LISTING:
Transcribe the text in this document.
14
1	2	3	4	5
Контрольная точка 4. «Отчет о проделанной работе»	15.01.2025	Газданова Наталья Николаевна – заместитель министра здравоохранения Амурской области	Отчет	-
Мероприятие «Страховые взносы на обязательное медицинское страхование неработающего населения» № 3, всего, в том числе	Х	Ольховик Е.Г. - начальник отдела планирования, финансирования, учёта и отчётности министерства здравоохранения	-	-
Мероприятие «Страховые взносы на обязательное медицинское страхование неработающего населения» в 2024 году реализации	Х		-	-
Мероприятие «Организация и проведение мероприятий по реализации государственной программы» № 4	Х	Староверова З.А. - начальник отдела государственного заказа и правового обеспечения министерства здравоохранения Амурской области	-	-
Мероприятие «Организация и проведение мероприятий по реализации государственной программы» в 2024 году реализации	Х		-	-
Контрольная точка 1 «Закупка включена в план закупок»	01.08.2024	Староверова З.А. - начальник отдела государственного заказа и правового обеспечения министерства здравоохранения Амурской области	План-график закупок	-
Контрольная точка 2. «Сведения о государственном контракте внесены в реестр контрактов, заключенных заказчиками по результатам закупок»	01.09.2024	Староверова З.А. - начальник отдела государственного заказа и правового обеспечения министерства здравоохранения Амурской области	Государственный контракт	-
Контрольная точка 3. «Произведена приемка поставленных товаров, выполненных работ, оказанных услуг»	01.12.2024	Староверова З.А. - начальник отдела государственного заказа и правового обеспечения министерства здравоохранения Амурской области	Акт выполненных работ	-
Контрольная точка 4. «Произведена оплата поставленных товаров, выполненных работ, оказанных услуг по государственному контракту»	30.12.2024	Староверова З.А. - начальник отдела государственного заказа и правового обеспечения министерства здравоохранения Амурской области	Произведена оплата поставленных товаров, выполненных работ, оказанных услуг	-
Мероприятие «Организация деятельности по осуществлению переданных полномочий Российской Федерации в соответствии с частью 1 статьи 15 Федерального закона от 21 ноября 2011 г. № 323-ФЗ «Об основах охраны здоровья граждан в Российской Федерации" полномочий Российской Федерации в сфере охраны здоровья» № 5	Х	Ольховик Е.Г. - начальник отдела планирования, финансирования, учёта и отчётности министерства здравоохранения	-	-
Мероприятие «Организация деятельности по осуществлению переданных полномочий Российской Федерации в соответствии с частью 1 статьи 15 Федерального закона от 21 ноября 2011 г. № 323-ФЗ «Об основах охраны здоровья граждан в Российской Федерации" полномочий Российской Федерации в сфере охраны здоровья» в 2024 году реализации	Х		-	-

WHAT IS BEING ASKED: Collect from the data above every line that includes "проведение".

TASK RESULT:
Мероприятие «Организация и проведение мероприятий по реализации государственной программы» № 4	Х	Староверова З.А. - начальник отдела государственного заказа и правового обеспечения министерства здравоохранения Амурской области	-	-
Мероприятие «Организация и проведение мероприятий по реализации государственной программы» в 2024 году реализации	Х		-	-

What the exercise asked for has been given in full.